**Brief**
Leaving out the pictures, transcribe all of the records faithfully.
=-=-=-=-=
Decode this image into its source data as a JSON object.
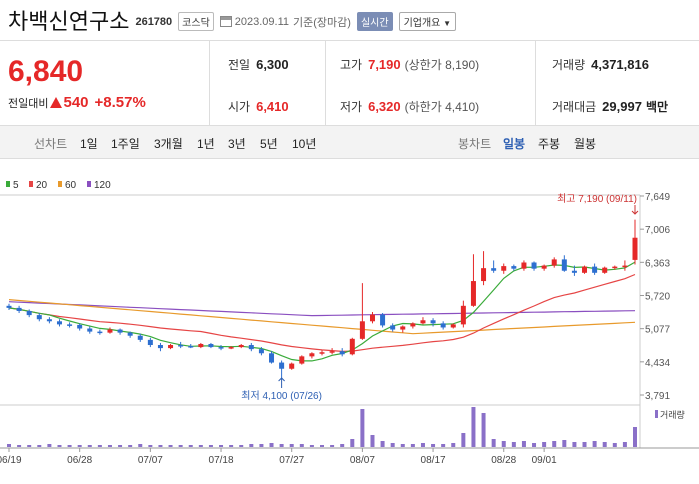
{
  "header": {
    "name": "차백신연구소",
    "code": "261780",
    "market": "코스닥",
    "date": "2023.09.11",
    "basis": "기준(장마감)",
    "realtime": "실시간",
    "company_info": "기업개요"
  },
  "quote": {
    "price": "6,840",
    "change_label": "전일대비",
    "change": "540",
    "change_pct": "+8.57%",
    "prev_label": "전일",
    "prev": "6,300",
    "high_label": "고가",
    "high": "7,190",
    "upper_limit": "(상한가 8,190)",
    "volume_label": "거래량",
    "volume": "4,371,816",
    "open_label": "시가",
    "open": "6,410",
    "low_label": "저가",
    "low": "6,320",
    "lower_limit": "(하한가 4,410)",
    "amount_label": "거래대금",
    "amount": "29,997",
    "amount_unit": "백만",
    "up_color": "#e52828",
    "down_color": "#2d6fd0"
  },
  "periods": {
    "line_label": "선차트",
    "line_items": [
      "1일",
      "1주일",
      "3개월",
      "1년",
      "3년",
      "5년",
      "10년"
    ],
    "candle_label": "봉차트",
    "candle_items": [
      "일봉",
      "주봉",
      "월봉"
    ],
    "selected": "일봉"
  },
  "chart_data": {
    "type": "candlestick",
    "legend": [
      {
        "name": "5",
        "color": "#3aab3a"
      },
      {
        "name": "20",
        "color": "#e64545"
      },
      {
        "name": "60",
        "color": "#e89a2c"
      },
      {
        "name": "120",
        "color": "#8a4fc0"
      }
    ],
    "y_ticks": [
      "7,649",
      "7,006",
      "6,363",
      "5,720",
      "5,077",
      "4,434",
      "3,791"
    ],
    "ylim": [
      3791,
      7649
    ],
    "x_ticks": [
      "06/19",
      "06/28",
      "07/07",
      "07/18",
      "07/27",
      "08/07",
      "08/17",
      "08/28",
      "09/01"
    ],
    "x_tick_index": [
      0,
      7,
      14,
      21,
      28,
      35,
      42,
      49,
      53
    ],
    "max_label": "최고  7,190 (09/11)",
    "min_label": "최저  4,100 (07/26)",
    "volume_label": "거래량",
    "candles": [
      [
        5520,
        5560,
        5440,
        5480
      ],
      [
        5480,
        5520,
        5380,
        5420
      ],
      [
        5420,
        5450,
        5300,
        5340
      ],
      [
        5340,
        5380,
        5220,
        5260
      ],
      [
        5260,
        5300,
        5180,
        5220
      ],
      [
        5220,
        5260,
        5120,
        5160
      ],
      [
        5160,
        5200,
        5100,
        5150
      ],
      [
        5150,
        5180,
        5040,
        5080
      ],
      [
        5080,
        5120,
        4980,
        5020
      ],
      [
        5020,
        5060,
        4960,
        5000
      ],
      [
        5000,
        5100,
        4980,
        5060
      ],
      [
        5060,
        5080,
        4960,
        5000
      ],
      [
        5000,
        5020,
        4900,
        4940
      ],
      [
        4940,
        4980,
        4820,
        4860
      ],
      [
        4860,
        4900,
        4720,
        4760
      ],
      [
        4760,
        4800,
        4640,
        4700
      ],
      [
        4700,
        4780,
        4680,
        4760
      ],
      [
        4760,
        4820,
        4700,
        4740
      ],
      [
        4740,
        4780,
        4700,
        4720
      ],
      [
        4720,
        4800,
        4700,
        4780
      ],
      [
        4780,
        4800,
        4700,
        4720
      ],
      [
        4720,
        4760,
        4660,
        4700
      ],
      [
        4700,
        4740,
        4680,
        4720
      ],
      [
        4720,
        4780,
        4700,
        4760
      ],
      [
        4760,
        4800,
        4640,
        4680
      ],
      [
        4680,
        4720,
        4560,
        4600
      ],
      [
        4600,
        4640,
        4400,
        4420
      ],
      [
        4420,
        4460,
        4100,
        4300
      ],
      [
        4300,
        4420,
        4280,
        4400
      ],
      [
        4400,
        4560,
        4380,
        4540
      ],
      [
        4540,
        4620,
        4500,
        4600
      ],
      [
        4600,
        4660,
        4560,
        4620
      ],
      [
        4620,
        4700,
        4580,
        4640
      ],
      [
        4640,
        4700,
        4540,
        4580
      ],
      [
        4580,
        4900,
        4560,
        4880
      ],
      [
        4880,
        5960,
        4860,
        5220
      ],
      [
        5220,
        5400,
        5180,
        5350
      ],
      [
        5350,
        5380,
        5100,
        5140
      ],
      [
        5140,
        5180,
        5020,
        5060
      ],
      [
        5060,
        5140,
        5000,
        5120
      ],
      [
        5120,
        5200,
        5080,
        5180
      ],
      [
        5180,
        5300,
        5160,
        5240
      ],
      [
        5240,
        5280,
        5120,
        5180
      ],
      [
        5180,
        5220,
        5060,
        5100
      ],
      [
        5100,
        5180,
        5080,
        5160
      ],
      [
        5160,
        5620,
        5100,
        5520
      ],
      [
        5520,
        6520,
        5500,
        6000
      ],
      [
        6000,
        6580,
        5920,
        6250
      ],
      [
        6250,
        6400,
        6160,
        6200
      ],
      [
        6200,
        6340,
        6140,
        6290
      ],
      [
        6290,
        6320,
        6200,
        6240
      ],
      [
        6240,
        6400,
        6200,
        6360
      ],
      [
        6360,
        6380,
        6200,
        6240
      ],
      [
        6240,
        6320,
        6200,
        6300
      ],
      [
        6300,
        6460,
        6260,
        6420
      ],
      [
        6420,
        6500,
        6180,
        6200
      ],
      [
        6200,
        6300,
        6100,
        6160
      ],
      [
        6160,
        6300,
        6140,
        6280
      ],
      [
        6280,
        6340,
        6120,
        6160
      ],
      [
        6160,
        6280,
        6140,
        6260
      ],
      [
        6260,
        6300,
        6220,
        6280
      ],
      [
        6280,
        6400,
        6200,
        6300
      ],
      [
        6410,
        7190,
        6320,
        6840
      ]
    ]
  }
}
=-=-=-=-=
**Expected answer**
Decode this image into its source data as a JSON object.
{
  "header": {
    "name": "차백신연구소",
    "code": "261780",
    "market": "코스닥",
    "date": "2023.09.11",
    "basis": "기준(장마감)",
    "realtime": "실시간",
    "company_info": "기업개요"
  },
  "quote": {
    "price": "6,840",
    "change_label": "전일대비",
    "change": "540",
    "change_pct": "+8.57%",
    "prev_label": "전일",
    "prev": "6,300",
    "high_label": "고가",
    "high": "7,190",
    "upper_limit": "(상한가 8,190)",
    "volume_label": "거래량",
    "volume": "4,371,816",
    "open_label": "시가",
    "open": "6,410",
    "low_label": "저가",
    "low": "6,320",
    "lower_limit": "(하한가 4,410)",
    "amount_label": "거래대금",
    "amount": "29,997",
    "amount_unit": "백만",
    "up_color": "#e52828",
    "down_color": "#2d6fd0"
  },
  "periods": {
    "line_label": "선차트",
    "line_items": [
      "1일",
      "1주일",
      "3개월",
      "1년",
      "3년",
      "5년",
      "10년"
    ],
    "candle_label": "봉차트",
    "candle_items": [
      "일봉",
      "주봉",
      "월봉"
    ],
    "selected": "일봉"
  },
  "chart_data": {
    "type": "candlestick",
    "legend": [
      {
        "name": "5",
        "color": "#3aab3a"
      },
      {
        "name": "20",
        "color": "#e64545"
      },
      {
        "name": "60",
        "color": "#e89a2c"
      },
      {
        "name": "120",
        "color": "#8a4fc0"
      }
    ],
    "y_ticks": [
      "7,649",
      "7,006",
      "6,363",
      "5,720",
      "5,077",
      "4,434",
      "3,791"
    ],
    "ylim": [
      3791,
      7649
    ],
    "x_ticks": [
      "06/19",
      "06/28",
      "07/07",
      "07/18",
      "07/27",
      "08/07",
      "08/17",
      "08/28",
      "09/01"
    ],
    "x_tick_index": [
      0,
      7,
      14,
      21,
      28,
      35,
      42,
      49,
      53
    ],
    "max_label": "최고  7,190 (09/11)",
    "min_label": "최저  4,100 (07/26)",
    "volume_label": "거래량",
    "candles": [
      [
        5520,
        5560,
        5440,
        5480
      ],
      [
        5480,
        5520,
        5380,
        5420
      ],
      [
        5420,
        5450,
        5300,
        5340
      ],
      [
        5340,
        5380,
        5220,
        5260
      ],
      [
        5260,
        5300,
        5180,
        5220
      ],
      [
        5220,
        5260,
        5120,
        5160
      ],
      [
        5160,
        5200,
        5100,
        5150
      ],
      [
        5150,
        5180,
        5040,
        5080
      ],
      [
        5080,
        5120,
        4980,
        5020
      ],
      [
        5020,
        5060,
        4960,
        5000
      ],
      [
        5000,
        5100,
        4980,
        5060
      ],
      [
        5060,
        5080,
        4960,
        5000
      ],
      [
        5000,
        5020,
        4900,
        4940
      ],
      [
        4940,
        4980,
        4820,
        4860
      ],
      [
        4860,
        4900,
        4720,
        4760
      ],
      [
        4760,
        4800,
        4640,
        4700
      ],
      [
        4700,
        4780,
        4680,
        4760
      ],
      [
        4760,
        4820,
        4700,
        4740
      ],
      [
        4740,
        4780,
        4700,
        4720
      ],
      [
        4720,
        4800,
        4700,
        4780
      ],
      [
        4780,
        4800,
        4700,
        4720
      ],
      [
        4720,
        4760,
        4660,
        4700
      ],
      [
        4700,
        4740,
        4680,
        4720
      ],
      [
        4720,
        4780,
        4700,
        4760
      ],
      [
        4760,
        4800,
        4640,
        4680
      ],
      [
        4680,
        4720,
        4560,
        4600
      ],
      [
        4600,
        4640,
        4400,
        4420
      ],
      [
        4420,
        4460,
        4100,
        4300
      ],
      [
        4300,
        4420,
        4280,
        4400
      ],
      [
        4400,
        4560,
        4380,
        4540
      ],
      [
        4540,
        4620,
        4500,
        4600
      ],
      [
        4600,
        4660,
        4560,
        4620
      ],
      [
        4620,
        4700,
        4580,
        4640
      ],
      [
        4640,
        4700,
        4540,
        4580
      ],
      [
        4580,
        4900,
        4560,
        4880
      ],
      [
        4880,
        5960,
        4860,
        5220
      ],
      [
        5220,
        5400,
        5180,
        5350
      ],
      [
        5350,
        5380,
        5100,
        5140
      ],
      [
        5140,
        5180,
        5020,
        5060
      ],
      [
        5060,
        5140,
        5000,
        5120
      ],
      [
        5120,
        5200,
        5080,
        5180
      ],
      [
        5180,
        5300,
        5160,
        5240
      ],
      [
        5240,
        5280,
        5120,
        5180
      ],
      [
        5180,
        5220,
        5060,
        5100
      ],
      [
        5100,
        5180,
        5080,
        5160
      ],
      [
        5160,
        5620,
        5100,
        5520
      ],
      [
        5520,
        6520,
        5500,
        6000
      ],
      [
        6000,
        6580,
        5920,
        6250
      ],
      [
        6250,
        6400,
        6160,
        6200
      ],
      [
        6200,
        6340,
        6140,
        6290
      ],
      [
        6290,
        6320,
        6200,
        6240
      ],
      [
        6240,
        6400,
        6200,
        6360
      ],
      [
        6360,
        6380,
        6200,
        6240
      ],
      [
        6240,
        6320,
        6200,
        6300
      ],
      [
        6300,
        6460,
        6260,
        6420
      ],
      [
        6420,
        6500,
        6180,
        6200
      ],
      [
        6200,
        6300,
        6100,
        6160
      ],
      [
        6160,
        6300,
        6140,
        6280
      ],
      [
        6280,
        6340,
        6120,
        6160
      ],
      [
        6160,
        6280,
        6140,
        6260
      ],
      [
        6260,
        6300,
        6220,
        6280
      ],
      [
        6280,
        6400,
        6200,
        6300
      ],
      [
        6410,
        7190,
        6320,
        6840
      ]
    ]
  }
}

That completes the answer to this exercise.